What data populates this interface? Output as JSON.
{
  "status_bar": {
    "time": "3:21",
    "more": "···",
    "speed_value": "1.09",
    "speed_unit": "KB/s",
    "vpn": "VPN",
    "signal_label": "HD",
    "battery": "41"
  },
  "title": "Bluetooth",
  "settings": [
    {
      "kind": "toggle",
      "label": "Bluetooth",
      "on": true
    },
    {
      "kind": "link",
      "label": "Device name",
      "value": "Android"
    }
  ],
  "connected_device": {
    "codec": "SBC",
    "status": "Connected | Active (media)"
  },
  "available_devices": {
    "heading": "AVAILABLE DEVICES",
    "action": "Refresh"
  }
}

### CHALLENGE
Your task is to repeat the data exactly; please include every line.

### RESULT FOR THIS TASK
What data populates this interface? Output as JSON.
{
  "status_bar": {
    "time": "3:21",
    "more": "···",
    "speed_value": "1.09",
    "speed_unit": "KB/s",
    "vpn": "VPN",
    "signal_label": "HD",
    "battery": "41"
  },
  "title": "Bluetooth",
  "settings": [
    {
      "kind": "toggle",
      "label": "Bluetooth",
      "on": true
    },
    {
      "kind": "link",
      "label": "Device name",
      "value": "Android"
    }
  ],
  "connected_device": {
    "codec": "SBC",
    "status": "Connected | Active (media)"
  },
  "available_devices": {
    "heading": "AVAILABLE DEVICES",
    "action": "Refresh"
  }
}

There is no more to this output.